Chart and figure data
····················
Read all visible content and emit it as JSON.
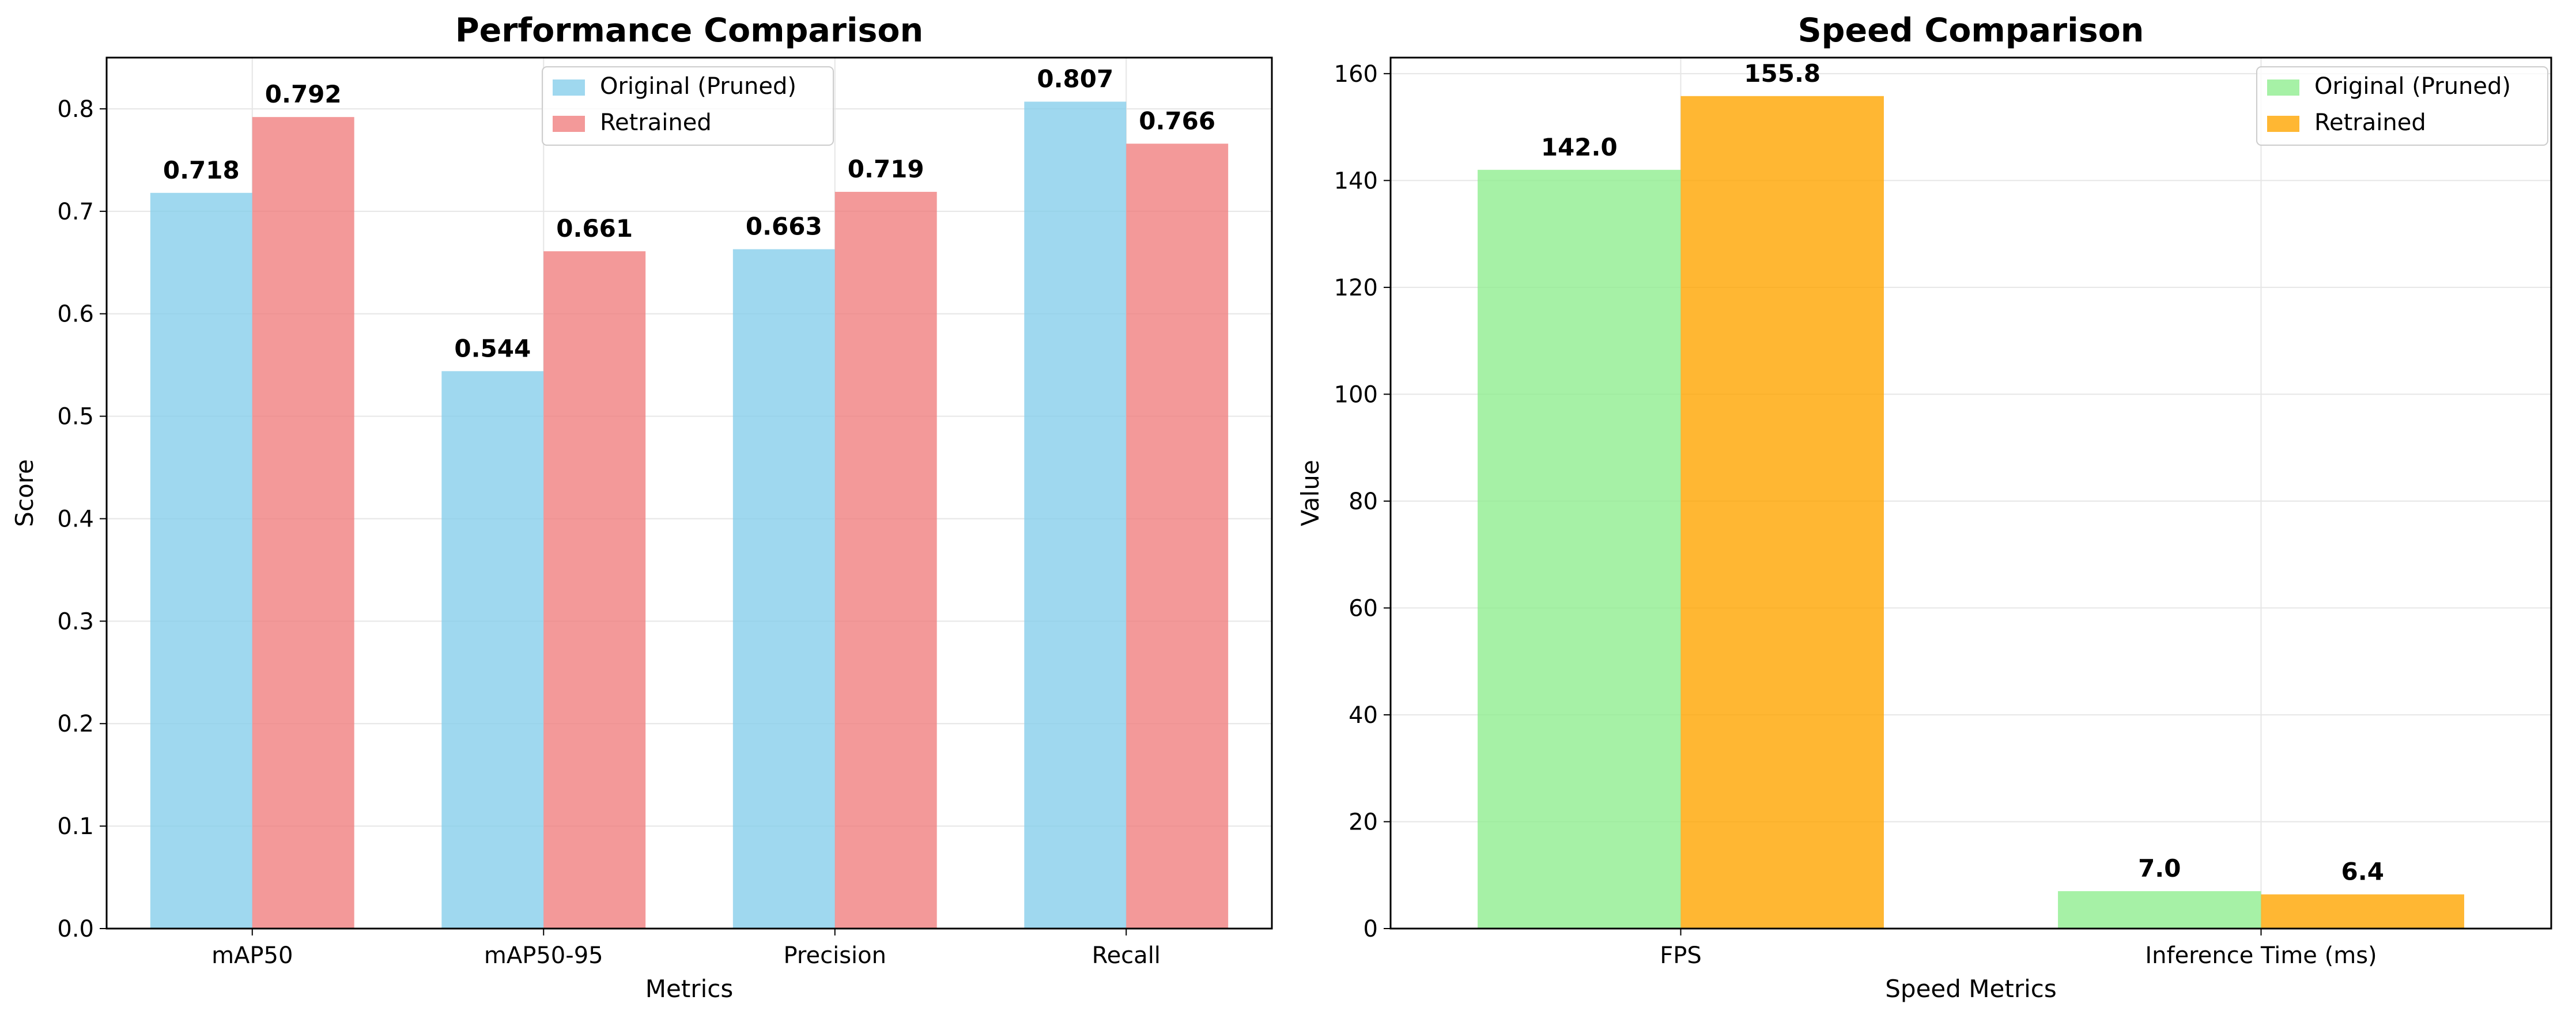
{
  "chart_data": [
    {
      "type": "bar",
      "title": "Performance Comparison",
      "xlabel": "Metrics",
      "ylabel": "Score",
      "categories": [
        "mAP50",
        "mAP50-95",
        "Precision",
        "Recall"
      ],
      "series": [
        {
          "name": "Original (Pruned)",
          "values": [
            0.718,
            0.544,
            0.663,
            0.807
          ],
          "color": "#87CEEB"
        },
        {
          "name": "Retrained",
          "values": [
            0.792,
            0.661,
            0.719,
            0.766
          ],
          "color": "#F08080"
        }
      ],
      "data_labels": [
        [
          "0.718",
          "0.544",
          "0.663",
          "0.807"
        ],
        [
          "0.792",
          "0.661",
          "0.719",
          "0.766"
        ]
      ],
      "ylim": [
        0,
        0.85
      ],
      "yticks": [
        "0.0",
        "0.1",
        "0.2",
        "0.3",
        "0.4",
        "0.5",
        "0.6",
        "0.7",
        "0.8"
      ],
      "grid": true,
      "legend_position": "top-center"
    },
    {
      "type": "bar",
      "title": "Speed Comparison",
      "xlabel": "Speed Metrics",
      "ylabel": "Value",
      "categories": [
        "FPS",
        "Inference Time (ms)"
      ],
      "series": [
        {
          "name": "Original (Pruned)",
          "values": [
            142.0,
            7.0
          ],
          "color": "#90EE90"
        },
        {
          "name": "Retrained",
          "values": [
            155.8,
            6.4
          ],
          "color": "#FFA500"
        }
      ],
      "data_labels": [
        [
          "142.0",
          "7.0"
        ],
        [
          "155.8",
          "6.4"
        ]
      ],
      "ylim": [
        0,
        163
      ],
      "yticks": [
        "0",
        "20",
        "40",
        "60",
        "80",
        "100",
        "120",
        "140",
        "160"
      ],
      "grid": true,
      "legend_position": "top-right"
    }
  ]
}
····················
• [WHAT NEEDS TO BE DONE]:
Repeat each record exactly, with the pictures left out.

• [RESULT OF THIS EXERCISE]:
Read all visible content and emit it as JSON.
{
  "chart_data": [
    {
      "type": "bar",
      "title": "Performance Comparison",
      "xlabel": "Metrics",
      "ylabel": "Score",
      "categories": [
        "mAP50",
        "mAP50-95",
        "Precision",
        "Recall"
      ],
      "series": [
        {
          "name": "Original (Pruned)",
          "values": [
            0.718,
            0.544,
            0.663,
            0.807
          ],
          "color": "#87CEEB"
        },
        {
          "name": "Retrained",
          "values": [
            0.792,
            0.661,
            0.719,
            0.766
          ],
          "color": "#F08080"
        }
      ],
      "data_labels": [
        [
          "0.718",
          "0.544",
          "0.663",
          "0.807"
        ],
        [
          "0.792",
          "0.661",
          "0.719",
          "0.766"
        ]
      ],
      "ylim": [
        0,
        0.85
      ],
      "yticks": [
        "0.0",
        "0.1",
        "0.2",
        "0.3",
        "0.4",
        "0.5",
        "0.6",
        "0.7",
        "0.8"
      ],
      "grid": true,
      "legend_position": "top-center"
    },
    {
      "type": "bar",
      "title": "Speed Comparison",
      "xlabel": "Speed Metrics",
      "ylabel": "Value",
      "categories": [
        "FPS",
        "Inference Time (ms)"
      ],
      "series": [
        {
          "name": "Original (Pruned)",
          "values": [
            142.0,
            7.0
          ],
          "color": "#90EE90"
        },
        {
          "name": "Retrained",
          "values": [
            155.8,
            6.4
          ],
          "color": "#FFA500"
        }
      ],
      "data_labels": [
        [
          "142.0",
          "7.0"
        ],
        [
          "155.8",
          "6.4"
        ]
      ],
      "ylim": [
        0,
        163
      ],
      "yticks": [
        "0",
        "20",
        "40",
        "60",
        "80",
        "100",
        "120",
        "140",
        "160"
      ],
      "grid": true,
      "legend_position": "top-right"
    }
  ]
}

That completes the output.